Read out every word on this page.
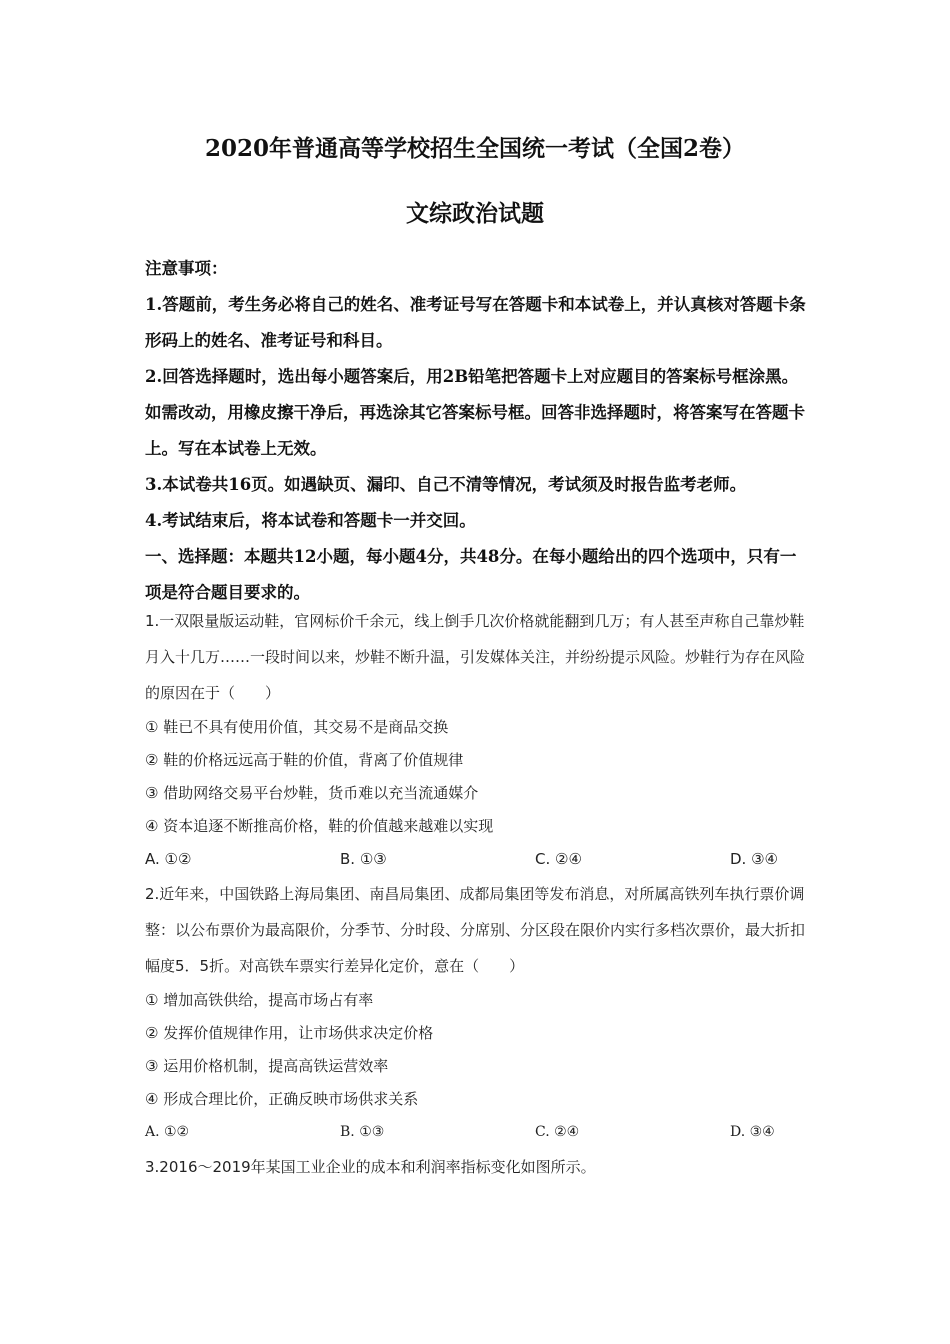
2020年普通高等学校招生全国统一考试（全国2卷）
文综政治试题

注意事项：

1.答题前，考生务必将自己的姓名、准考证号写在答题卡和本试卷上，并认真核对答题卡条形码上的姓名、准考证号和科目。

2.回答选择题时，选出每小题答案后，用2B铅笔把答题卡上对应题目的答案标号框涂黑。如需改动，用橡皮擦干净后，再选涂其它答案标号框。回答非选择题时，将答案写在答题卡上。写在本试卷上无效。

3.本试卷共16页。如遇缺页、漏印、自己不清等情况，考试须及时报告监考老师。

4.考试结束后，将本试卷和答题卡一并交回。

一、选择题：本题共12小题，每小题4分，共48分。在每小题给出的四个选项中，只有一项是符合题目要求的。

1.一双限量版运动鞋，官网标价千余元，线上倒手几次价格就能翻到几万；有人甚至声称自己靠炒鞋月入十几万……一段时间以来，炒鞋不断升温，引发媒体关注，并纷纷提示风险。炒鞋行为存在风险的原因在于（　　）

① 鞋已不具有使用价值，其交易不是商品交换

② 鞋的价格远远高于鞋的价值，背离了价值规律

③ 借助网络交易平台炒鞋，货币难以充当流通媒介

④ 资本追逐不断推高价格，鞋的价值越来越难以实现

A. ①②	B. ①③	C. ②④	D. ③④

2.近年来，中国铁路上海局集团、南昌局集团、成都局集团等发布消息，对所属高铁列车执行票价调整：以公布票价为最高限价，分季节、分时段、分席别、分区段在限价内实行多档次票价，最大折扣幅度5．5折。对高铁车票实行差异化定价，意在（　　）

① 增加高铁供给，提高市场占有率

② 发挥价值规律作用，让市场供求决定价格

③ 运用价格机制，提高高铁运营效率

④ 形成合理比价，正确反映市场供求关系

A. ①②	B. ①③	C. ②④	D. ③④

3.2016～2019年某国工业企业的成本和利润率指标变化如图所示。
───
Task to complete: Every line above should be repeated exactly; pictures stay out of the copy.

Reply to the exercise:
Read out every word on this page.
2020年普通高等学校招生全国统一考试（全国2卷）
文综政治试题

注意事项：

1.答题前，考生务必将自己的姓名、准考证号写在答题卡和本试卷上，并认真核对答题卡条形码上的姓名、准考证号和科目。

2.回答选择题时，选出每小题答案后，用2B铅笔把答题卡上对应题目的答案标号框涂黑。如需改动，用橡皮擦干净后，再选涂其它答案标号框。回答非选择题时，将答案写在答题卡上。写在本试卷上无效。

3.本试卷共16页。如遇缺页、漏印、自己不清等情况，考试须及时报告监考老师。

4.考试结束后，将本试卷和答题卡一并交回。

一、选择题：本题共12小题，每小题4分，共48分。在每小题给出的四个选项中，只有一项是符合题目要求的。

1.一双限量版运动鞋，官网标价千余元，线上倒手几次价格就能翻到几万；有人甚至声称自己靠炒鞋月入十几万……一段时间以来，炒鞋不断升温，引发媒体关注，并纷纷提示风险。炒鞋行为存在风险的原因在于（　　）

① 鞋已不具有使用价值，其交易不是商品交换

② 鞋的价格远远高于鞋的价值，背离了价值规律

③ 借助网络交易平台炒鞋，货币难以充当流通媒介

④ 资本追逐不断推高价格，鞋的价值越来越难以实现

A. ①②	B. ①③	C. ②④	D. ③④

2.近年来，中国铁路上海局集团、南昌局集团、成都局集团等发布消息，对所属高铁列车执行票价调整：以公布票价为最高限价，分季节、分时段、分席别、分区段在限价内实行多档次票价，最大折扣幅度5．5折。对高铁车票实行差异化定价，意在（　　）

① 增加高铁供给，提高市场占有率

② 发挥价值规律作用，让市场供求决定价格

③ 运用价格机制，提高高铁运营效率

④ 形成合理比价，正确反映市场供求关系

A. ①②	B. ①③	C. ②④	D. ③④

3.2016～2019年某国工业企业的成本和利润率指标变化如图所示。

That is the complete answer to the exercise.